Data extracted from a collection:
···

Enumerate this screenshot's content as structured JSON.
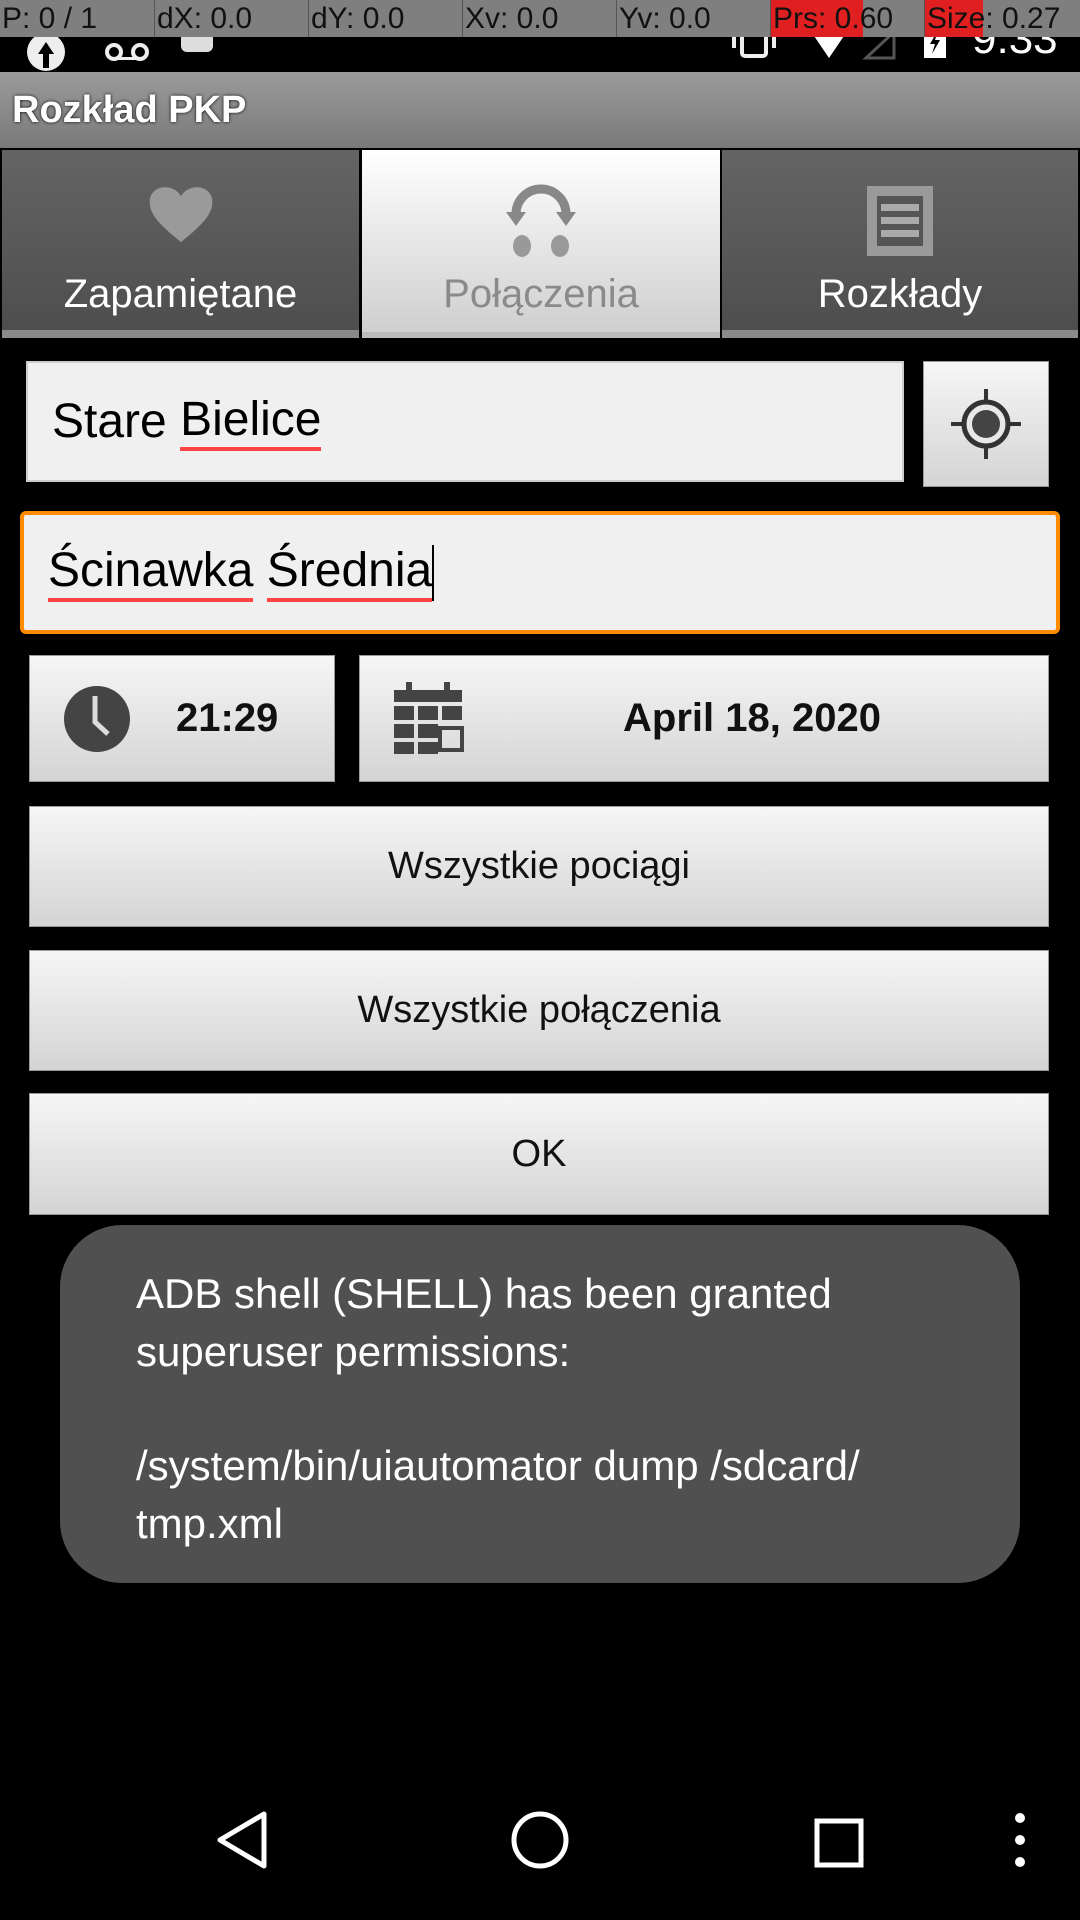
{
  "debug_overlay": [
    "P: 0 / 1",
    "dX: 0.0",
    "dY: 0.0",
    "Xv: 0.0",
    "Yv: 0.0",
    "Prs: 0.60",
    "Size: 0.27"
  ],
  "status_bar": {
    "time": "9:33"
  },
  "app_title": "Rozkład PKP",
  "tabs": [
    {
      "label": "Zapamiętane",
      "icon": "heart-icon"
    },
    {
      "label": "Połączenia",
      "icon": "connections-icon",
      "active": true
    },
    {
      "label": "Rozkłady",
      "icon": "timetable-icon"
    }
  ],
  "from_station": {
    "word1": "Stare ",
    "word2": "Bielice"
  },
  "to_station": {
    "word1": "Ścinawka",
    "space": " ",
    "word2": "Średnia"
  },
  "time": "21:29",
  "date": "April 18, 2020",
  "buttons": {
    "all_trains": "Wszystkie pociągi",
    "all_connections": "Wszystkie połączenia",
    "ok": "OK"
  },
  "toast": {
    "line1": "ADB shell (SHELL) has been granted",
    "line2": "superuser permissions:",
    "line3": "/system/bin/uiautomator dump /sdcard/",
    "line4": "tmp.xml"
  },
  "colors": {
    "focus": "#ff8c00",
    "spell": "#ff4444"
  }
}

···

Written instruction:
Restate the whole of the material word for word without the pictures.

The completed task:
Enumerate this screenshot's content as structured JSON.
{
  "debug_overlay": [
    "P: 0 / 1",
    "dX: 0.0",
    "dY: 0.0",
    "Xv: 0.0",
    "Yv: 0.0",
    "Prs: 0.60",
    "Size: 0.27"
  ],
  "status_bar": {
    "time": "9:33"
  },
  "app_title": "Rozkład PKP",
  "tabs": [
    {
      "label": "Zapamiętane",
      "icon": "heart-icon"
    },
    {
      "label": "Połączenia",
      "icon": "connections-icon",
      "active": true
    },
    {
      "label": "Rozkłady",
      "icon": "timetable-icon"
    }
  ],
  "from_station": {
    "word1": "Stare ",
    "word2": "Bielice"
  },
  "to_station": {
    "word1": "Ścinawka",
    "space": " ",
    "word2": "Średnia"
  },
  "time": "21:29",
  "date": "April 18, 2020",
  "buttons": {
    "all_trains": "Wszystkie pociągi",
    "all_connections": "Wszystkie połączenia",
    "ok": "OK"
  },
  "toast": {
    "line1": "ADB shell (SHELL) has been granted",
    "line2": "superuser permissions:",
    "line3": "/system/bin/uiautomator dump /sdcard/",
    "line4": "tmp.xml"
  },
  "colors": {
    "focus": "#ff8c00",
    "spell": "#ff4444"
  }
}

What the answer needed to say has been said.